## EXERCISE REQUIREMENTS
Reproduce the material verbatim, from its first line up to and including the line with "author-handle[interactable]: @astro_duque xyxy=(152,791,357,819)".

## INFORMATION GIVEN

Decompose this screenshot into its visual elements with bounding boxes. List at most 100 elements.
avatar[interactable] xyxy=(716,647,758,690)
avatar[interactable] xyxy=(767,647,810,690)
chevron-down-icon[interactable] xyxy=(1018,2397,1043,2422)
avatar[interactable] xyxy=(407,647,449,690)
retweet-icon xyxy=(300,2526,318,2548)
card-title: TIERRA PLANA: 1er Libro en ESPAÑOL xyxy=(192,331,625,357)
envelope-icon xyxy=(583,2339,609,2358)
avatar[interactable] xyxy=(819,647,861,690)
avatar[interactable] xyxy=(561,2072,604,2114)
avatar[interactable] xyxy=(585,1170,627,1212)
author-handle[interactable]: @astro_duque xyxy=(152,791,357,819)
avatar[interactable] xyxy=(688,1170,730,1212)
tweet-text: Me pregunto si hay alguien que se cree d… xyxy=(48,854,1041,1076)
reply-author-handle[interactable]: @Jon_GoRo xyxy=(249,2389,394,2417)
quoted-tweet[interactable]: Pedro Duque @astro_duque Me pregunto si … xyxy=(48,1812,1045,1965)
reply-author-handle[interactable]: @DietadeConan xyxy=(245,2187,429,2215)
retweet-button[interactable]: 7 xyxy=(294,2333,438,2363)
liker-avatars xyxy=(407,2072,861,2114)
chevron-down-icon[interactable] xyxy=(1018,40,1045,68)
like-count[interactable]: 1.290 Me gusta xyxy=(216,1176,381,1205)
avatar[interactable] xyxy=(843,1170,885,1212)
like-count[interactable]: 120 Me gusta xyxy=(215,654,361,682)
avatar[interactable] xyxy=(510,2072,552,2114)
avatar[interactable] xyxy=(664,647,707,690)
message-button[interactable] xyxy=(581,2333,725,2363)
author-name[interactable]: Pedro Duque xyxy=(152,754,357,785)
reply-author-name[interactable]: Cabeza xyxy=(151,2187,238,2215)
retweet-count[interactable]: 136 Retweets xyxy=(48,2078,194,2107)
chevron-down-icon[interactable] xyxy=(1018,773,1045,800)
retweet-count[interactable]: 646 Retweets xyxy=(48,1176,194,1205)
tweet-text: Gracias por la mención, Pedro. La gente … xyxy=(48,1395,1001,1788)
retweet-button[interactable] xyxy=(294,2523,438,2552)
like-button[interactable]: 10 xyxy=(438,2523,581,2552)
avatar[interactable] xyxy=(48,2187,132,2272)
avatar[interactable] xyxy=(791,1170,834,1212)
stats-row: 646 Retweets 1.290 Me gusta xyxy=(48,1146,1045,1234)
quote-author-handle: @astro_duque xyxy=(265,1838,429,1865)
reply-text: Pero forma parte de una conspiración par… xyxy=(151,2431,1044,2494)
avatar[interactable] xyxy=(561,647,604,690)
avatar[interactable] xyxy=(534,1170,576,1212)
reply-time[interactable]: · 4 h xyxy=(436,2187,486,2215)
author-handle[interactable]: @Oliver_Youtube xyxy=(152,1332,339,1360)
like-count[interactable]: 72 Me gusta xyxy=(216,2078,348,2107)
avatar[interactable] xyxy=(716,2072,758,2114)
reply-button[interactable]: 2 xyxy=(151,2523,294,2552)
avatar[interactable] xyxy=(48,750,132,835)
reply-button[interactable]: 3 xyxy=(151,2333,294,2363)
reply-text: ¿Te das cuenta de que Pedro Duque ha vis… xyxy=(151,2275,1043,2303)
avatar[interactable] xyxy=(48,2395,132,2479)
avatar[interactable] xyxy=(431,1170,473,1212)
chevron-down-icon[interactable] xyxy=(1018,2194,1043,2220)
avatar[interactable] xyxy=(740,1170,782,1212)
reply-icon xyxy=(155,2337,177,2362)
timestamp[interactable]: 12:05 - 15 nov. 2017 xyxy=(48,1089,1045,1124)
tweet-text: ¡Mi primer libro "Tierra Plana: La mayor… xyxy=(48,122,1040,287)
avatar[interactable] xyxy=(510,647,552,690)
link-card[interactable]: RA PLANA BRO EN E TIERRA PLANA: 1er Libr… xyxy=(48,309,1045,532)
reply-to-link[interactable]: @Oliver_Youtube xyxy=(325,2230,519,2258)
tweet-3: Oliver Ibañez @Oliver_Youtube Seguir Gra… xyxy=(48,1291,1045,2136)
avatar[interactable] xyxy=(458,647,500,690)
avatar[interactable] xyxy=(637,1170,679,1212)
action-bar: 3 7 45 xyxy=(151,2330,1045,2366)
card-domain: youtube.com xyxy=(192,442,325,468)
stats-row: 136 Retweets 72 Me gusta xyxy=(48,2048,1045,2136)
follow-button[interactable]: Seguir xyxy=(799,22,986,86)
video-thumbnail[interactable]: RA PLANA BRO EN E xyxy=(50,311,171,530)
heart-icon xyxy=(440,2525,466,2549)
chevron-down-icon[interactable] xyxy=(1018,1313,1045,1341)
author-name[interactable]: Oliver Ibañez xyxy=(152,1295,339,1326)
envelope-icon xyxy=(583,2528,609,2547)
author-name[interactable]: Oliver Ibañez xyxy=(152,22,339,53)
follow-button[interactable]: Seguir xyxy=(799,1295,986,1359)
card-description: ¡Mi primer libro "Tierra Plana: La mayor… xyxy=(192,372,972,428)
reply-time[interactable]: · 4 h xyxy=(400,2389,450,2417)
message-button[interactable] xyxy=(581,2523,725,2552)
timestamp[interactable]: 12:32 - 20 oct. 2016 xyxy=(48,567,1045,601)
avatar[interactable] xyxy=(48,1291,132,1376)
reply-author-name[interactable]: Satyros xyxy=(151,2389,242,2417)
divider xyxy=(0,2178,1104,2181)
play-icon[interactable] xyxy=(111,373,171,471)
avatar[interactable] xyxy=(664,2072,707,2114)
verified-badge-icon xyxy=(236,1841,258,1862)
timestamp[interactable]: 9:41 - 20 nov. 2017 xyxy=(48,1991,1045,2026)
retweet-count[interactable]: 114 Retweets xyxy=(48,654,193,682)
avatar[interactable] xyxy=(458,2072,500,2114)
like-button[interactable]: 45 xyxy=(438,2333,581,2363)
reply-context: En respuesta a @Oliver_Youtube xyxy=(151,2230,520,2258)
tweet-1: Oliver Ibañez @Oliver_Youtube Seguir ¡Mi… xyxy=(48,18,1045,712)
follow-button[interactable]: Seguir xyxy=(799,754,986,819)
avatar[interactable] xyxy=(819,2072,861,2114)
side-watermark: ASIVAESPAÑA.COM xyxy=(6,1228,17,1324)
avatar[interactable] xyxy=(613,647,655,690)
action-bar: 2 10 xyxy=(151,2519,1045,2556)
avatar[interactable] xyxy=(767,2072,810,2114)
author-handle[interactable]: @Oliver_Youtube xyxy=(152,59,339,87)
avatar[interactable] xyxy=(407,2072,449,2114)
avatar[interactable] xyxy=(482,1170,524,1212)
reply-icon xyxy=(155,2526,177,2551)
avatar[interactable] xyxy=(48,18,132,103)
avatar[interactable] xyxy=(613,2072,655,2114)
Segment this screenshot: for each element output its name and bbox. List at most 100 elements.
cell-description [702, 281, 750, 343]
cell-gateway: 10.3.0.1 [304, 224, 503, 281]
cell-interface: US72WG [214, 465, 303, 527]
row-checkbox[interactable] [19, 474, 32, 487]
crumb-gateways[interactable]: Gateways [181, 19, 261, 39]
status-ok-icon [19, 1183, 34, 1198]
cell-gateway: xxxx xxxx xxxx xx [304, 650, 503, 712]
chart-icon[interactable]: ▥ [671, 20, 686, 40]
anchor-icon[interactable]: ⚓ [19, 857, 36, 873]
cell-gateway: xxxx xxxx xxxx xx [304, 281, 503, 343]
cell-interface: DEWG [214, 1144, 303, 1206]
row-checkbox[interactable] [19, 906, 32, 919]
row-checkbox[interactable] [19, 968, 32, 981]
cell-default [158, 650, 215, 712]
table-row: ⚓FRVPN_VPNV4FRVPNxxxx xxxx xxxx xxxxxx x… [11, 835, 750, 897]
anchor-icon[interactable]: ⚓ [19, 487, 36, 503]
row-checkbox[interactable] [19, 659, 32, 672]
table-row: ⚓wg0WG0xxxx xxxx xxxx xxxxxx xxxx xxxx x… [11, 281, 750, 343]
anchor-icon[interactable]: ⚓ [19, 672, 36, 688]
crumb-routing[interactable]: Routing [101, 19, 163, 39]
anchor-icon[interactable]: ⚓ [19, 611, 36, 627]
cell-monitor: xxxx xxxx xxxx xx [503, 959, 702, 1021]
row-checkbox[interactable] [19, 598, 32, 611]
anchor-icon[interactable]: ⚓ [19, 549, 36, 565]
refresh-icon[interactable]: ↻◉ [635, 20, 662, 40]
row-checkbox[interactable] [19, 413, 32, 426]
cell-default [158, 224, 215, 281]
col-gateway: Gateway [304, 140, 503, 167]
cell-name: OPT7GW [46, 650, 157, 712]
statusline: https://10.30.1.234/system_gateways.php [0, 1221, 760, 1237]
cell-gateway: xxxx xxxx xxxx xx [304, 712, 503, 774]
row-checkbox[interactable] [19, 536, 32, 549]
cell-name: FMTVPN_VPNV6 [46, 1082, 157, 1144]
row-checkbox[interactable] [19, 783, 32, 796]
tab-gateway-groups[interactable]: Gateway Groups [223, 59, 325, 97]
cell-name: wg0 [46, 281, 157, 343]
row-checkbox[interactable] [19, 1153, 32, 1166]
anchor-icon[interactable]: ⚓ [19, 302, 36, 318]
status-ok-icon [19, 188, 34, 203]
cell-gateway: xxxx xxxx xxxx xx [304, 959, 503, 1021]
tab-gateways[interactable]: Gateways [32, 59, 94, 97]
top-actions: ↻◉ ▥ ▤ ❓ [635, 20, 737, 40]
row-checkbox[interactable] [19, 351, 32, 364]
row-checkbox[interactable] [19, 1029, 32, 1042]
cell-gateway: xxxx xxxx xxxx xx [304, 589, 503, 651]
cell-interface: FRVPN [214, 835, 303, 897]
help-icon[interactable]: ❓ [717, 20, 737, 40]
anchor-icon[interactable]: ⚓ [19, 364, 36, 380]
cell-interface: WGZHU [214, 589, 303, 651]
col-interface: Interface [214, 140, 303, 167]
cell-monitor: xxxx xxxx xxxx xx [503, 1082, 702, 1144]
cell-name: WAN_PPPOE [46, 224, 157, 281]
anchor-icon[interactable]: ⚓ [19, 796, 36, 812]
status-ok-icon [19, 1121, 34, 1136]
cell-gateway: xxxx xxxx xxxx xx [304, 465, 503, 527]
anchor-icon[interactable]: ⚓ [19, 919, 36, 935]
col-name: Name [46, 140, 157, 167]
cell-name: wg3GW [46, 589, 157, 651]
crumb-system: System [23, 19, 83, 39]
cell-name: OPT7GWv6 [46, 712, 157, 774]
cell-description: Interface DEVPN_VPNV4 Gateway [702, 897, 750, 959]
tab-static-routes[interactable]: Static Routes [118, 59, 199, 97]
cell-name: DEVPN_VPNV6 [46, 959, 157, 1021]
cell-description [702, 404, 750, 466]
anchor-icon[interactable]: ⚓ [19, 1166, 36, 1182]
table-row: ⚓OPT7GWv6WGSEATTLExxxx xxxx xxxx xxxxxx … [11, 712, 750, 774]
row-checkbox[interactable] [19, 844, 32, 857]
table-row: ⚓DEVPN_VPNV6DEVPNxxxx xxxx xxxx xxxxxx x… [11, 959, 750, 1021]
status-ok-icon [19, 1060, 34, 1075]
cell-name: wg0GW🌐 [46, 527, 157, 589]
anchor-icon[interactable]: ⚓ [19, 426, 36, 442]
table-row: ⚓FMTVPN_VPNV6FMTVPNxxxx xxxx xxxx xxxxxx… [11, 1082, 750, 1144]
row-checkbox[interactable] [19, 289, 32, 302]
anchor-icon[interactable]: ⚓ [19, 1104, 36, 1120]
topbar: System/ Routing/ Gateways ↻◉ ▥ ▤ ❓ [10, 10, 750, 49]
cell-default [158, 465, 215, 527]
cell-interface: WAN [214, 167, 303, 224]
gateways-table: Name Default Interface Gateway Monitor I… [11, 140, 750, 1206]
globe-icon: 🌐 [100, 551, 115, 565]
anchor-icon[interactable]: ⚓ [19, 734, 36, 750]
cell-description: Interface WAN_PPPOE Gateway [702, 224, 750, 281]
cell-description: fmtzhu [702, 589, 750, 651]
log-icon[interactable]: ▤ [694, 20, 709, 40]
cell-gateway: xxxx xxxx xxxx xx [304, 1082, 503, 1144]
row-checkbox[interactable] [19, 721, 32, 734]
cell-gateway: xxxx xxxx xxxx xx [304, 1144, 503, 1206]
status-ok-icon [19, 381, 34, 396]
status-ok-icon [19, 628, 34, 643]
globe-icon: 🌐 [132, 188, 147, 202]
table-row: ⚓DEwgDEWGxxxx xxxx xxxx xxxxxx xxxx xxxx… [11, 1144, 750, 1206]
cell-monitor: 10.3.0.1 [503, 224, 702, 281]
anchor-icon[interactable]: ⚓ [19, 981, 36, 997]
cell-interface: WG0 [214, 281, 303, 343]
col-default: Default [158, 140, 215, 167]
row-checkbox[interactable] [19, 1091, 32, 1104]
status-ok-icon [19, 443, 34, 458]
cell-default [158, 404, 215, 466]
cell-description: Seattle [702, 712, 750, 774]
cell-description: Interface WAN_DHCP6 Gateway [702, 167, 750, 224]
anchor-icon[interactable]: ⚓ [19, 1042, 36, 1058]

## CORRECT RESPONSE
Decompose this screenshot into its visual elements with bounding boxes. List at most 100 elements.
avatar[interactable] xyxy=(716,647,758,690)
avatar[interactable] xyxy=(767,647,810,690)
chevron-down-icon[interactable] xyxy=(1018,2397,1043,2422)
avatar[interactable] xyxy=(407,647,449,690)
retweet-icon xyxy=(300,2526,318,2548)
card-title: TIERRA PLANA: 1er Libro en ESPAÑOL xyxy=(192,331,625,357)
envelope-icon xyxy=(583,2339,609,2358)
avatar[interactable] xyxy=(819,647,861,690)
avatar[interactable] xyxy=(561,2072,604,2114)
avatar[interactable] xyxy=(585,1170,627,1212)
author-handle[interactable]: @astro_duque xyxy=(152,791,357,819)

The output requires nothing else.